Dataset entries →
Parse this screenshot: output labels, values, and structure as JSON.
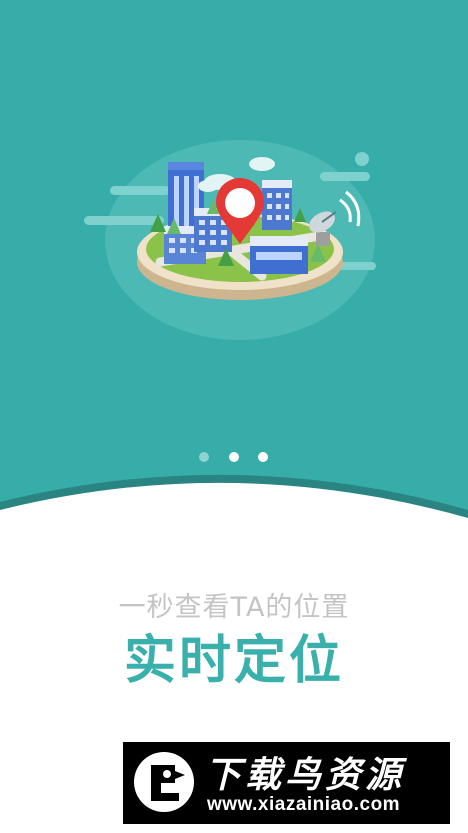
{
  "pager": {
    "count": 3,
    "active_index": 0
  },
  "text": {
    "subtitle": "一秒查看TA的位置",
    "headline": "实时定位"
  },
  "watermark": {
    "title": "下载鸟资源",
    "url": "www.xiazainiao.com"
  },
  "illustration": {
    "icons": [
      "city-island-icon",
      "location-pin-icon",
      "satellite-dish-icon",
      "cloud-icon",
      "tree-icon"
    ]
  },
  "colors": {
    "teal_background": "#36ada9",
    "teal_dark_edge": "#2a8481",
    "headline": "#3ab0ac",
    "subtitle": "#c4c4c4",
    "pin_red": "#e53935"
  }
}
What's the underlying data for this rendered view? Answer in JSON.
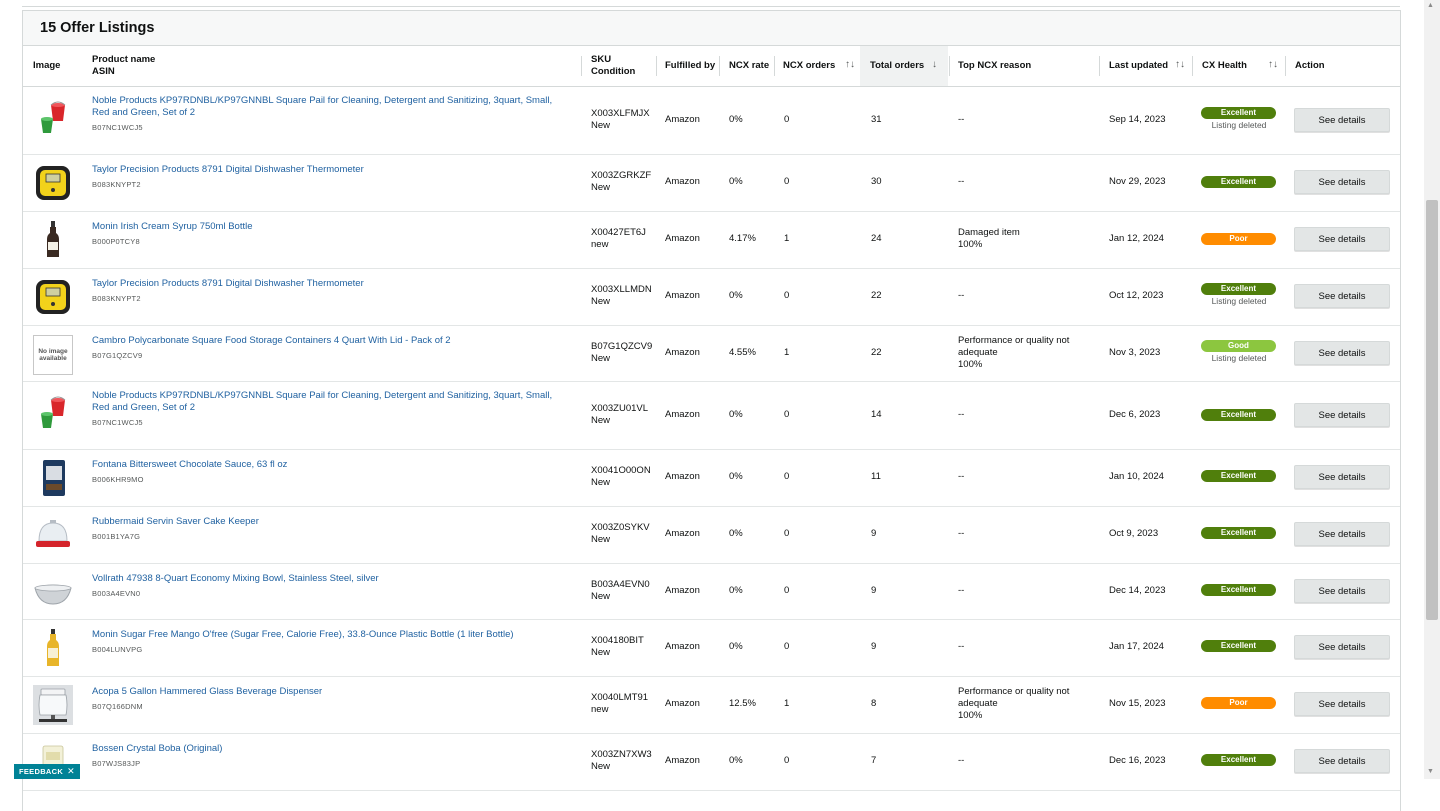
{
  "panel": {
    "title": "15 Offer Listings"
  },
  "columns": {
    "image": "Image",
    "product_name": "Product name",
    "asin": "ASIN",
    "sku": "SKU",
    "condition": "Condition",
    "fulfilled_by": "Fulfilled by",
    "ncx_rate": "NCX rate",
    "ncx_orders": "NCX orders",
    "total_orders": "Total orders",
    "top_ncx_reason": "Top NCX reason",
    "last_updated": "Last updated",
    "cx_health": "CX Health",
    "action": "Action"
  },
  "sort_icons": {
    "both": "↑↓",
    "down": "↓"
  },
  "rows": [
    {
      "name": "Noble Products KP97RDNBL/KP97GNNBL Square Pail for Cleaning, Detergent and Sanitizing, 3quart, Small, Red and Green, Set of 2",
      "asin": "B07NC1WCJ5",
      "sku": "X003XLFMJX",
      "condition": "New",
      "fulfilled_by": "Amazon",
      "ncx_rate": "0%",
      "ncx_orders": "0",
      "total_orders": "31",
      "reason": "--",
      "reason_pct": "",
      "last_updated": "Sep 14, 2023",
      "health": "Excellent",
      "health_note": "Listing deleted",
      "action": "See details"
    },
    {
      "name": "Taylor Precision Products 8791 Digital Dishwasher Thermometer",
      "asin": "B083KNYPT2",
      "sku": "X003ZGRKZF",
      "condition": "New",
      "fulfilled_by": "Amazon",
      "ncx_rate": "0%",
      "ncx_orders": "0",
      "total_orders": "30",
      "reason": "--",
      "reason_pct": "",
      "last_updated": "Nov 29, 2023",
      "health": "Excellent",
      "health_note": "",
      "action": "See details"
    },
    {
      "name": "Monin Irish Cream Syrup 750ml Bottle",
      "asin": "B000P0TCY8",
      "sku": "X00427ET6J",
      "condition": "new",
      "fulfilled_by": "Amazon",
      "ncx_rate": "4.17%",
      "ncx_orders": "1",
      "total_orders": "24",
      "reason": "Damaged item",
      "reason_pct": "100%",
      "last_updated": "Jan 12, 2024",
      "health": "Poor",
      "health_note": "",
      "action": "See details"
    },
    {
      "name": "Taylor Precision Products 8791 Digital Dishwasher Thermometer",
      "asin": "B083KNYPT2",
      "sku": "X003XLLMDN",
      "condition": "New",
      "fulfilled_by": "Amazon",
      "ncx_rate": "0%",
      "ncx_orders": "0",
      "total_orders": "22",
      "reason": "--",
      "reason_pct": "",
      "last_updated": "Oct 12, 2023",
      "health": "Excellent",
      "health_note": "Listing deleted",
      "action": "See details"
    },
    {
      "name": "Cambro Polycarbonate Square Food Storage Containers 4 Quart With Lid - Pack of 2",
      "asin": "B07G1QZCV9",
      "sku": "B07G1QZCV9",
      "condition": "New",
      "fulfilled_by": "Amazon",
      "ncx_rate": "4.55%",
      "ncx_orders": "1",
      "total_orders": "22",
      "reason": "Performance or quality not adequate",
      "reason_pct": "100%",
      "last_updated": "Nov 3, 2023",
      "health": "Good",
      "health_note": "Listing deleted",
      "action": "See details",
      "no_image": "No image available"
    },
    {
      "name": "Noble Products KP97RDNBL/KP97GNNBL Square Pail for Cleaning, Detergent and Sanitizing, 3quart, Small, Red and Green, Set of 2",
      "asin": "B07NC1WCJ5",
      "sku": "X003ZU01VL",
      "condition": "New",
      "fulfilled_by": "Amazon",
      "ncx_rate": "0%",
      "ncx_orders": "0",
      "total_orders": "14",
      "reason": "--",
      "reason_pct": "",
      "last_updated": "Dec 6, 2023",
      "health": "Excellent",
      "health_note": "",
      "action": "See details"
    },
    {
      "name": "Fontana Bittersweet Chocolate Sauce, 63 fl oz",
      "asin": "B006KHR9MO",
      "sku": "X0041O00ON",
      "condition": "New",
      "fulfilled_by": "Amazon",
      "ncx_rate": "0%",
      "ncx_orders": "0",
      "total_orders": "11",
      "reason": "--",
      "reason_pct": "",
      "last_updated": "Jan 10, 2024",
      "health": "Excellent",
      "health_note": "",
      "action": "See details"
    },
    {
      "name": "Rubbermaid Servin Saver Cake Keeper",
      "asin": "B001B1YA7G",
      "sku": "X003Z0SYKV",
      "condition": "New",
      "fulfilled_by": "Amazon",
      "ncx_rate": "0%",
      "ncx_orders": "0",
      "total_orders": "9",
      "reason": "--",
      "reason_pct": "",
      "last_updated": "Oct 9, 2023",
      "health": "Excellent",
      "health_note": "",
      "action": "See details"
    },
    {
      "name": "Vollrath 47938 8-Quart Economy Mixing Bowl, Stainless Steel, silver",
      "asin": "B003A4EVN0",
      "sku": "B003A4EVN0",
      "condition": "New",
      "fulfilled_by": "Amazon",
      "ncx_rate": "0%",
      "ncx_orders": "0",
      "total_orders": "9",
      "reason": "--",
      "reason_pct": "",
      "last_updated": "Dec 14, 2023",
      "health": "Excellent",
      "health_note": "",
      "action": "See details"
    },
    {
      "name": "Monin Sugar Free Mango O'free (Sugar Free, Calorie Free), 33.8-Ounce Plastic Bottle (1 liter Bottle)",
      "asin": "B004LUNVPG",
      "sku": "X004180BIT",
      "condition": "New",
      "fulfilled_by": "Amazon",
      "ncx_rate": "0%",
      "ncx_orders": "0",
      "total_orders": "9",
      "reason": "--",
      "reason_pct": "",
      "last_updated": "Jan 17, 2024",
      "health": "Excellent",
      "health_note": "",
      "action": "See details"
    },
    {
      "name": "Acopa 5 Gallon Hammered Glass Beverage Dispenser",
      "asin": "B07Q166DNM",
      "sku": "X0040LMT91",
      "condition": "new",
      "fulfilled_by": "Amazon",
      "ncx_rate": "12.5%",
      "ncx_orders": "1",
      "total_orders": "8",
      "reason": "Performance or quality not adequate",
      "reason_pct": "100%",
      "last_updated": "Nov 15, 2023",
      "health": "Poor",
      "health_note": "",
      "action": "See details"
    },
    {
      "name": "Bossen Crystal Boba (Original)",
      "asin": "B07WJS83JP",
      "sku": "X003ZN7XW3",
      "condition": "New",
      "fulfilled_by": "Amazon",
      "ncx_rate": "0%",
      "ncx_orders": "0",
      "total_orders": "7",
      "reason": "--",
      "reason_pct": "",
      "last_updated": "Dec 16, 2023",
      "health": "Excellent",
      "health_note": "",
      "action": "See details"
    }
  ],
  "feedback": {
    "label": "FEEDBACK",
    "close": "✕"
  }
}
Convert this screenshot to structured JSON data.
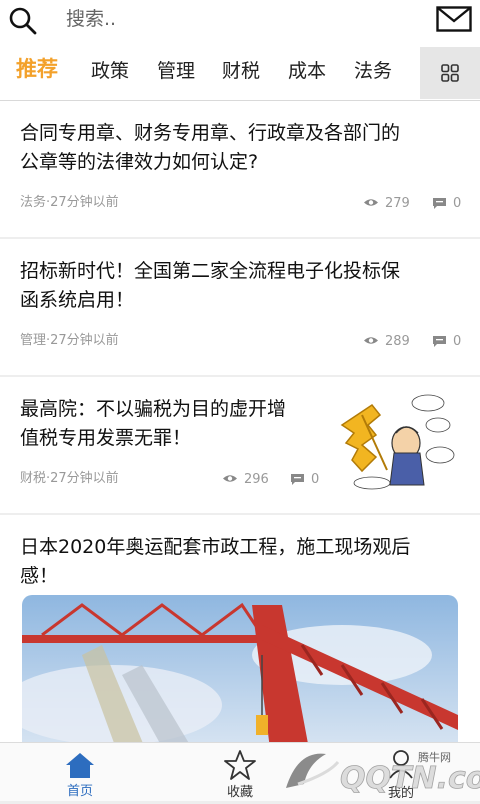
{
  "search": {
    "placeholder": "搜索.."
  },
  "tabs": [
    {
      "label": "推荐"
    },
    {
      "label": "政策"
    },
    {
      "label": "管理"
    },
    {
      "label": "财税"
    },
    {
      "label": "成本"
    },
    {
      "label": "法务"
    }
  ],
  "articles": [
    {
      "title_line1": "合同专用章、财务专用章、行政章及各部门的",
      "title_line2": "公章等的法律效力如何认定?",
      "meta": "法务·27分钟以前",
      "views": "279",
      "comments": "0"
    },
    {
      "title_line1": "招标新时代！全国第二家全流程电子化投标保",
      "title_line2": "函系统启用！",
      "meta": "管理·27分钟以前",
      "views": "289",
      "comments": "0"
    },
    {
      "title_line1": "最高院：不以骗税为目的虚开增",
      "title_line2": "值税专用发票无罪！",
      "meta": "财税·27分钟以前",
      "views": "296",
      "comments": "0"
    },
    {
      "title_line1": "日本2020年奥运配套市政工程，施工现场观后",
      "title_line2": "感！"
    }
  ],
  "bottom_nav": [
    {
      "label": "首页",
      "active": true
    },
    {
      "label": "收藏"
    },
    {
      "label": "我的"
    }
  ],
  "watermark": {
    "text": "QQTN.com",
    "small": "腾牛网"
  },
  "colors": {
    "accent": "#f3a12b",
    "nav_active": "#2d6dbf"
  }
}
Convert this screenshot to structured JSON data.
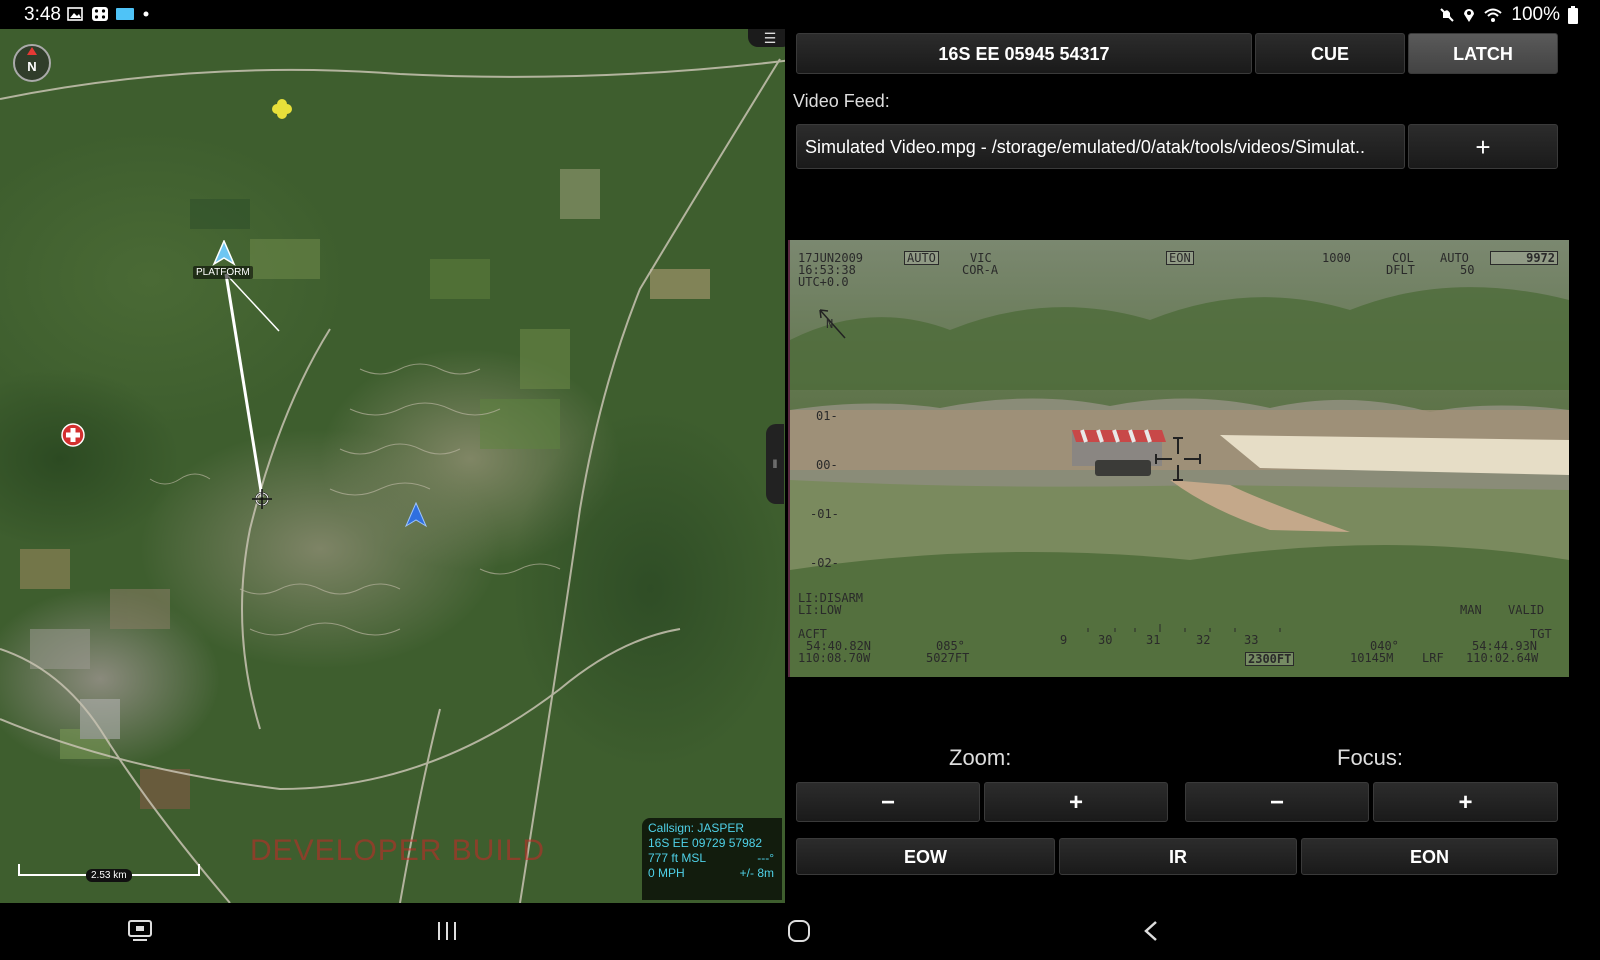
{
  "status_bar": {
    "time": "3:48",
    "left_icons": [
      "image-icon",
      "gamepad-icon",
      "card-icon",
      "dot-icon"
    ],
    "right_icons": [
      "mute-icon",
      "location-icon",
      "wifi-icon"
    ],
    "battery": "100%"
  },
  "map": {
    "menu_icon": "hamburger-icon",
    "compass_label": "N",
    "platform_label": "PLATFORM",
    "watermark": "DEVELOPER BUILD",
    "scale_label": "2.53 km",
    "self_info": {
      "callsign": "Callsign: JASPER",
      "coords": "16S  EE  09729  57982",
      "altitude": "777 ft MSL",
      "heading": "---°",
      "speed": "0 MPH",
      "accuracy": "+/- 8m"
    },
    "colors": {
      "self_marker": "#2f6fe0",
      "platform": "#6ec6f2",
      "hostile_point": "#e8e03a",
      "medical": "#d32f2f"
    }
  },
  "panel": {
    "coord_button": "16S EE 05945 54317",
    "cue_button": "CUE",
    "latch_button": "LATCH",
    "video_feed_label": "Video Feed:",
    "video_feed_value": "Simulated Video.mpg - /storage/emulated/0/atak/tools/videos/Simulat..",
    "add_feed_button": "+",
    "zoom_label": "Zoom:",
    "focus_label": "Focus:",
    "minus": "−",
    "plus": "+",
    "eow_button": "EOW",
    "ir_button": "IR",
    "eon_button": "EON"
  },
  "video_osd": {
    "date": "17JUN2009",
    "time": "16:53:38",
    "utc": "UTC+0.0",
    "auto": "AUTO",
    "vic": "VIC",
    "cor": "COR-A",
    "mode": "EON",
    "range_1000": "1000",
    "col": "COL",
    "dflt": "DFLT",
    "auto2": "AUTO",
    "auto2_val": "50",
    "alt_box": "9972",
    "north": "N",
    "scale_01": "01-",
    "scale_00": "00-",
    "scale_m01": "-01-",
    "scale_m02": "-02-",
    "li1": "LI:DISARM",
    "li2": "LI:LOW",
    "man": "MAN",
    "valid": "VALID",
    "acft": "ACFT",
    "acft_lat": "54:40.82N",
    "acft_lon": "110:08.70W",
    "heading": "085°",
    "alt_ft": "5027FT",
    "tick_9": "9",
    "tick_30": "30",
    "tick_31": "31",
    "tick_32": "32",
    "tick_33": "33",
    "range_box": "2300FT",
    "az": "040°",
    "slant": "10145M",
    "lrf": "LRF",
    "tgt": "TGT",
    "tgt_lat": "54:44.93N",
    "tgt_lon": "110:02.64W"
  },
  "nav_bar": {
    "icons": [
      "recent-screen-icon",
      "recents-icon",
      "home-icon",
      "back-icon"
    ]
  }
}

Requirements →
Go through the records above and copy every line with the word "Bottle".

Result of this task →
      "name": "Monin Irish Cream Syrup 750ml Bottle",
      "name": "Monin Sugar Free Mango O'free (Sugar Free, Calorie Free), 33.8-Ounce Plastic Bottle (1 liter Bottle)",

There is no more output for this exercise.